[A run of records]

╭──

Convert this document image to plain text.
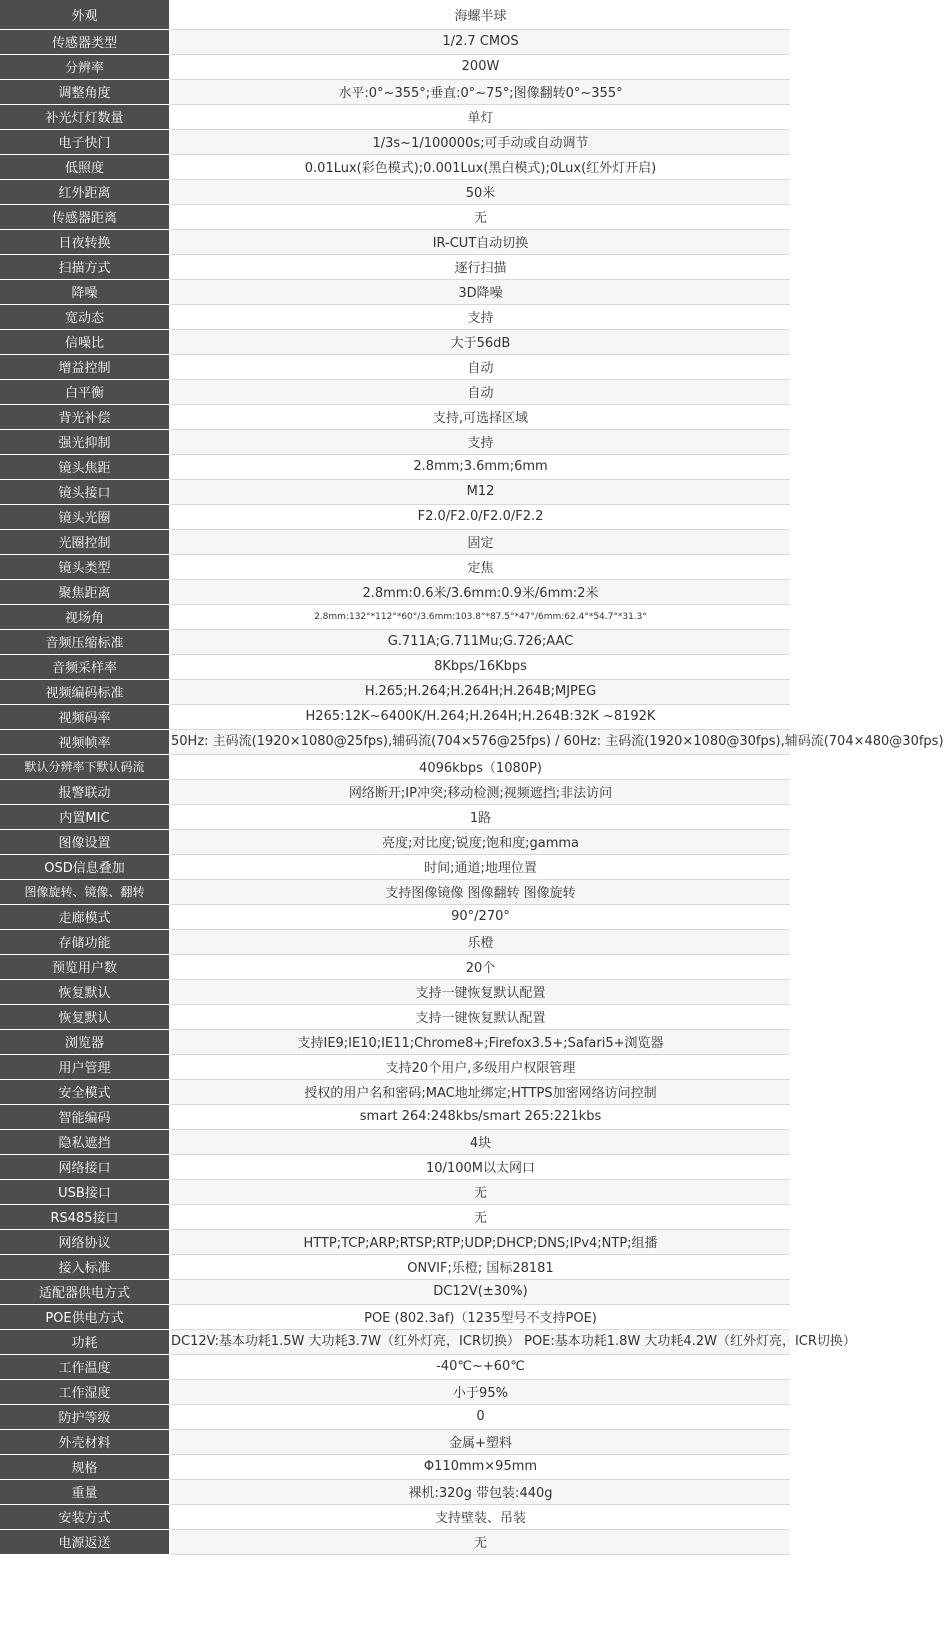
外观	海螺半球
传感器类型	1/2.7 CMOS
分辨率	200W
调整角度	水平:0°~355°;垂直:0°~75°;图像翻转0°~355°
补光灯灯数量	单灯
电子快门	1/3s~1/100000s;可手动或自动调节
低照度	0.01Lux(彩色模式);0.001Lux(黑白模式);0Lux(红外灯开启)
红外距离	50米
传感器距离	无
日夜转换	IR-CUT自动切换
扫描方式	逐行扫描
降噪	3D降噪
宽动态	支持
信噪比	大于56dB
增益控制	自动
白平衡	自动
背光补偿	支持,可选择区域
强光抑制	支持
镜头焦距	2.8mm;3.6mm;6mm
镜头接口	M12
镜头光圈	F2.0/F2.0/F2.0/F2.2
光圈控制	固定
镜头类型	定焦
聚焦距离	2.8mm:0.6米/3.6mm:0.9米/6mm:2米
视场角	2.8mm:132°*112°*60°/3.6mm:103.8°*87.5°*47°/6mm:62.4°*54.7°*31.3°
音频压缩标准	G.711A;G.711Mu;G.726;AAC
音频采样率	8Kbps/16Kbps
视频编码标准	H.265;H.264;H.264H;H.264B;MJPEG
视频码率	H265:12K~6400K/H.264;H.264H;H.264B:32K ~8192K
视频帧率	50Hz: 主码流(1920×1080@25fps),辅码流(704×576@25fps) / 60Hz: 主码流(1920×1080@30fps),辅码流(704×480@30fps)
默认分辨率下默认码流	4096kbps（1080P)
报警联动	网络断开;IP冲突;移动检测;视频遮挡;非法访问
内置MIC	1路
图像设置	亮度;对比度;锐度;饱和度;gamma
OSD信息叠加	时间;通道;地理位置
图像旋转、镜像、翻转	支持图像镜像 图像翻转 图像旋转
走廊模式	90°/270°
存储功能	乐橙
预览用户数	20个
恢复默认	支持一键恢复默认配置
恢复默认	支持一键恢复默认配置
浏览器	支持IE9;IE10;IE11;Chrome8+;Firefox3.5+;Safari5+浏览器
用户管理	支持20个用户,多级用户权限管理
安全模式	授权的用户名和密码;MAC地址绑定;HTTPS加密网络访问控制
智能编码	smart 264:248kbs/smart 265:221kbs
隐私遮挡	4块
网络接口	10/100M以太网口
USB接口	无
RS485接口	无
网络协议	HTTP;TCP;ARP;RTSP;RTP;UDP;DHCP;DNS;IPv4;NTP;组播
接入标准	ONVIF;乐橙; 国标28181
适配器供电方式	DC12V(±30%)
POE供电方式	POE (802.3af)（1235型号不支持POE)
功耗	DC12V:基本功耗1.5W 大功耗3.7W（红外灯亮，ICR切换） POE:基本功耗1.8W 大功耗4.2W（红外灯亮，ICR切换）
工作温度	-40℃~+60℃
工作湿度	小于95%
防护等级	0
外壳材料	金属+塑料
规格	Φ110mm×95mm
重量	裸机:320g 带包装:440g
安装方式	支持壁装、吊装
电源返送	无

╰──

▶ [EXERCISE AIM]: Reproduce the listing exactly. Leave its pictures out.

▶ [THE RESPONSE]:
Convert this document image to plain text.
外观	海螺半球
传感器类型	1/2.7 CMOS
分辨率	200W
调整角度	水平:0°~355°;垂直:0°~75°;图像翻转0°~355°
补光灯灯数量	单灯
电子快门	1/3s~1/100000s;可手动或自动调节
低照度	0.01Lux(彩色模式);0.001Lux(黑白模式);0Lux(红外灯开启)
红外距离	50米
传感器距离	无
日夜转换	IR-CUT自动切换
扫描方式	逐行扫描
降噪	3D降噪
宽动态	支持
信噪比	大于56dB
增益控制	自动
白平衡	自动
背光补偿	支持,可选择区域
强光抑制	支持
镜头焦距	2.8mm;3.6mm;6mm
镜头接口	M12
镜头光圈	F2.0/F2.0/F2.0/F2.2
光圈控制	固定
镜头类型	定焦
聚焦距离	2.8mm:0.6米/3.6mm:0.9米/6mm:2米
视场角	2.8mm:132°*112°*60°/3.6mm:103.8°*87.5°*47°/6mm:62.4°*54.7°*31.3°
音频压缩标准	G.711A;G.711Mu;G.726;AAC
音频采样率	8Kbps/16Kbps
视频编码标准	H.265;H.264;H.264H;H.264B;MJPEG
视频码率	H265:12K~6400K/H.264;H.264H;H.264B:32K ~8192K
视频帧率	50Hz: 主码流(1920×1080@25fps),辅码流(704×576@25fps) / 60Hz: 主码流(1920×1080@30fps),辅码流(704×480@30fps)
默认分辨率下默认码流	4096kbps（1080P)
报警联动	网络断开;IP冲突;移动检测;视频遮挡;非法访问
内置MIC	1路
图像设置	亮度;对比度;锐度;饱和度;gamma
OSD信息叠加	时间;通道;地理位置
图像旋转、镜像、翻转	支持图像镜像 图像翻转 图像旋转
走廊模式	90°/270°
存储功能	乐橙
预览用户数	20个
恢复默认	支持一键恢复默认配置
恢复默认	支持一键恢复默认配置
浏览器	支持IE9;IE10;IE11;Chrome8+;Firefox3.5+;Safari5+浏览器
用户管理	支持20个用户,多级用户权限管理
安全模式	授权的用户名和密码;MAC地址绑定;HTTPS加密网络访问控制
智能编码	smart 264:248kbs/smart 265:221kbs
隐私遮挡	4块
网络接口	10/100M以太网口
USB接口	无
RS485接口	无
网络协议	HTTP;TCP;ARP;RTSP;RTP;UDP;DHCP;DNS;IPv4;NTP;组播
接入标准	ONVIF;乐橙; 国标28181
适配器供电方式	DC12V(±30%)
POE供电方式	POE (802.3af)（1235型号不支持POE)
功耗	DC12V:基本功耗1.5W 大功耗3.7W（红外灯亮，ICR切换） POE:基本功耗1.8W 大功耗4.2W（红外灯亮，ICR切换）
工作温度	-40℃~+60℃
工作湿度	小于95%
防护等级	0
外壳材料	金属+塑料
规格	Φ110mm×95mm
重量	裸机:320g 带包装:440g
安装方式	支持壁装、吊装
电源返送	无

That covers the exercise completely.